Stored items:
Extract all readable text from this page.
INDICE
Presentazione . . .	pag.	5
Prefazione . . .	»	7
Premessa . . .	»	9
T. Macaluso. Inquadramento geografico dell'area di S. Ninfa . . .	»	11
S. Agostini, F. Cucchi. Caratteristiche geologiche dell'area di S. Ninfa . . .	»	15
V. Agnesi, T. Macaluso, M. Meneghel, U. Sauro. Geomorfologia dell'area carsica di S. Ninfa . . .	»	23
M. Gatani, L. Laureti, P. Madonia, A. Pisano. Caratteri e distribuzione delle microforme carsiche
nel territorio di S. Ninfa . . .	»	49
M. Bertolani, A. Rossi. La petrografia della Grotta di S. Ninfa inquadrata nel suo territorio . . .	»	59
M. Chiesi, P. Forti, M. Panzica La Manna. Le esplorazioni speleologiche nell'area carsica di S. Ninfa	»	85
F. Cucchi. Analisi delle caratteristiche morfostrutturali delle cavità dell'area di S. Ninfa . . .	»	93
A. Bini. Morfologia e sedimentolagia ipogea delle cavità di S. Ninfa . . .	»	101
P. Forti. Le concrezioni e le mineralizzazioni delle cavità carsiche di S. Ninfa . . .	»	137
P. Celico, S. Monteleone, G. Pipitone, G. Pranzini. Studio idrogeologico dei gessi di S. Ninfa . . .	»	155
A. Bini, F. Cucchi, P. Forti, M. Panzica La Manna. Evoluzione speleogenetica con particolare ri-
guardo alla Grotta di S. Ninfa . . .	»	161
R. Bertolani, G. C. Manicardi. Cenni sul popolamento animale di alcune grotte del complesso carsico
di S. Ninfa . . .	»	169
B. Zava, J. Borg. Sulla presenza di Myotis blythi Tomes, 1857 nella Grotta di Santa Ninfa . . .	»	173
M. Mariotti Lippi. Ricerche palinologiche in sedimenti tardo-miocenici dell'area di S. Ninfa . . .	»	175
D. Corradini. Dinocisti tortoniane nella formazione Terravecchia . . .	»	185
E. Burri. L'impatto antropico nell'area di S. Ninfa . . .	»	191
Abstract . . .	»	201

==

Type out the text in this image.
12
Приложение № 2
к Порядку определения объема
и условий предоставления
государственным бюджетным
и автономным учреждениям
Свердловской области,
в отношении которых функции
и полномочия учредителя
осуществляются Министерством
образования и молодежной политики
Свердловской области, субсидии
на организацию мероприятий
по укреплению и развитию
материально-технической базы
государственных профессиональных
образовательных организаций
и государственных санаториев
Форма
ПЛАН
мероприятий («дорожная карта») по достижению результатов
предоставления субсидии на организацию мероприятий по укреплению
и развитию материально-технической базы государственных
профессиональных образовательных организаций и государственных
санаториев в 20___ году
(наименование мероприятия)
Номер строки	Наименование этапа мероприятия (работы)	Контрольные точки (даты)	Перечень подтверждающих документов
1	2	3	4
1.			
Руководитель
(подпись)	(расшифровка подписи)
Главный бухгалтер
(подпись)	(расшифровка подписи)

— TASK DIRECTIONS —
Where a line in the entries holds "nella", copy that line.

— FINAL RESULT —
B. Zava, J. Borg. Sulla presenza di Myotis blythi Tomes, 1857 nella Grotta di Santa Ninfa . . .	»	173
D. Corradini. Dinocisti tortoniane nella formazione Terravecchia . . .	»	185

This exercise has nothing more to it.